Objective:
Can the data below be set down again exactly, line for line?

━━━━━━━━━━━━━━━━━━━━━━━━━━━━━━

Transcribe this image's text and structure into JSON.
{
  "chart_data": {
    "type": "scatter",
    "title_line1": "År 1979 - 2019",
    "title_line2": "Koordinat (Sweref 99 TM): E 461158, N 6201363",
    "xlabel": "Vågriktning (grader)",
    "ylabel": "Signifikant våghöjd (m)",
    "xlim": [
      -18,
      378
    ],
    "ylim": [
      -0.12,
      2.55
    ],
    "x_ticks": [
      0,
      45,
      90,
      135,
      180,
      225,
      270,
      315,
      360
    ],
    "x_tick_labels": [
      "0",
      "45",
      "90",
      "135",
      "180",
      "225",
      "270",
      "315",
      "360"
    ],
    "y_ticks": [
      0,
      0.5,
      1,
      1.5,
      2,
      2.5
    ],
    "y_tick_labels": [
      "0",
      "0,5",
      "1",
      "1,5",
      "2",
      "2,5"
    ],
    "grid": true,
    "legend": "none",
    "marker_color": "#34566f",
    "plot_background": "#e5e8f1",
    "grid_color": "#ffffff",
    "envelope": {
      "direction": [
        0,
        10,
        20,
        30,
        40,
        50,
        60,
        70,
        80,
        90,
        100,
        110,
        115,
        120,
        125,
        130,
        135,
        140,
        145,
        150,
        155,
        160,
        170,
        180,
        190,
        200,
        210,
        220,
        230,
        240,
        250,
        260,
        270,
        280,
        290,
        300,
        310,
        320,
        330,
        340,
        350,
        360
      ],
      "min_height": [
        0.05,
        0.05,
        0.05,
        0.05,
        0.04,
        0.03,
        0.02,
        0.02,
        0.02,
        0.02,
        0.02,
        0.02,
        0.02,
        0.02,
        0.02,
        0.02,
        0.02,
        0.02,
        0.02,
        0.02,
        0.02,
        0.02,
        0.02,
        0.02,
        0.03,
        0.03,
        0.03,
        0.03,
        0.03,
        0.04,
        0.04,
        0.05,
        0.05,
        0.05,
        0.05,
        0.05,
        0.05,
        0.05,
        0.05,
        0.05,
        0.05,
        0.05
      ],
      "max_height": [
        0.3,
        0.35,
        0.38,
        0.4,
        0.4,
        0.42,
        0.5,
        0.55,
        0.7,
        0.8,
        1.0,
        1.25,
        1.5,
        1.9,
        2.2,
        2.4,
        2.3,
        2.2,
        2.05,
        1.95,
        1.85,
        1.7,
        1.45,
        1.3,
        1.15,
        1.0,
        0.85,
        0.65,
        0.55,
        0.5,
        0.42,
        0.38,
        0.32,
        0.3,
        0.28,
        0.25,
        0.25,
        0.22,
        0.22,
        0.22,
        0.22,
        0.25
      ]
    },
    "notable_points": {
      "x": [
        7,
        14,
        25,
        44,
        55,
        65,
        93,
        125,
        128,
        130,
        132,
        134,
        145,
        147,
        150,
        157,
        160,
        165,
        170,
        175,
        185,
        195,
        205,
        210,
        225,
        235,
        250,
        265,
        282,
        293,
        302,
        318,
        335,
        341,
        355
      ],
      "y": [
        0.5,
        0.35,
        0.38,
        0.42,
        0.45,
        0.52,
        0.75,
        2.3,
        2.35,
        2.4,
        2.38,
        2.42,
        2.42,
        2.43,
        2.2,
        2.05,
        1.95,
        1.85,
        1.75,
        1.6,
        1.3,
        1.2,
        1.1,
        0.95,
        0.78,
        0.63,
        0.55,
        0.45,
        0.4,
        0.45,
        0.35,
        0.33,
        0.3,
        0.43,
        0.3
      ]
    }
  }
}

━━━━━━━━━━━━━━━━━━━━━━━━━━━━━━

Response to this exercise:
Transcribe this image's text and structure into JSON.
{
  "chart_data": {
    "type": "scatter",
    "title_line1": "År 1979 - 2019",
    "title_line2": "Koordinat (Sweref 99 TM): E 461158, N 6201363",
    "xlabel": "Vågriktning (grader)",
    "ylabel": "Signifikant våghöjd (m)",
    "xlim": [
      -18,
      378
    ],
    "ylim": [
      -0.12,
      2.55
    ],
    "x_ticks": [
      0,
      45,
      90,
      135,
      180,
      225,
      270,
      315,
      360
    ],
    "x_tick_labels": [
      "0",
      "45",
      "90",
      "135",
      "180",
      "225",
      "270",
      "315",
      "360"
    ],
    "y_ticks": [
      0,
      0.5,
      1,
      1.5,
      2,
      2.5
    ],
    "y_tick_labels": [
      "0",
      "0,5",
      "1",
      "1,5",
      "2",
      "2,5"
    ],
    "grid": true,
    "legend": "none",
    "marker_color": "#34566f",
    "plot_background": "#e5e8f1",
    "grid_color": "#ffffff",
    "envelope": {
      "direction": [
        0,
        10,
        20,
        30,
        40,
        50,
        60,
        70,
        80,
        90,
        100,
        110,
        115,
        120,
        125,
        130,
        135,
        140,
        145,
        150,
        155,
        160,
        170,
        180,
        190,
        200,
        210,
        220,
        230,
        240,
        250,
        260,
        270,
        280,
        290,
        300,
        310,
        320,
        330,
        340,
        350,
        360
      ],
      "min_height": [
        0.05,
        0.05,
        0.05,
        0.05,
        0.04,
        0.03,
        0.02,
        0.02,
        0.02,
        0.02,
        0.02,
        0.02,
        0.02,
        0.02,
        0.02,
        0.02,
        0.02,
        0.02,
        0.02,
        0.02,
        0.02,
        0.02,
        0.02,
        0.02,
        0.03,
        0.03,
        0.03,
        0.03,
        0.03,
        0.04,
        0.04,
        0.05,
        0.05,
        0.05,
        0.05,
        0.05,
        0.05,
        0.05,
        0.05,
        0.05,
        0.05,
        0.05
      ],
      "max_height": [
        0.3,
        0.35,
        0.38,
        0.4,
        0.4,
        0.42,
        0.5,
        0.55,
        0.7,
        0.8,
        1.0,
        1.25,
        1.5,
        1.9,
        2.2,
        2.4,
        2.3,
        2.2,
        2.05,
        1.95,
        1.85,
        1.7,
        1.45,
        1.3,
        1.15,
        1.0,
        0.85,
        0.65,
        0.55,
        0.5,
        0.42,
        0.38,
        0.32,
        0.3,
        0.28,
        0.25,
        0.25,
        0.22,
        0.22,
        0.22,
        0.22,
        0.25
      ]
    },
    "notable_points": {
      "x": [
        7,
        14,
        25,
        44,
        55,
        65,
        93,
        125,
        128,
        130,
        132,
        134,
        145,
        147,
        150,
        157,
        160,
        165,
        170,
        175,
        185,
        195,
        205,
        210,
        225,
        235,
        250,
        265,
        282,
        293,
        302,
        318,
        335,
        341,
        355
      ],
      "y": [
        0.5,
        0.35,
        0.38,
        0.42,
        0.45,
        0.52,
        0.75,
        2.3,
        2.35,
        2.4,
        2.38,
        2.42,
        2.42,
        2.43,
        2.2,
        2.05,
        1.95,
        1.85,
        1.75,
        1.6,
        1.3,
        1.2,
        1.1,
        0.95,
        0.78,
        0.63,
        0.55,
        0.45,
        0.4,
        0.45,
        0.35,
        0.33,
        0.3,
        0.43,
        0.3
      ]
    }
  }
}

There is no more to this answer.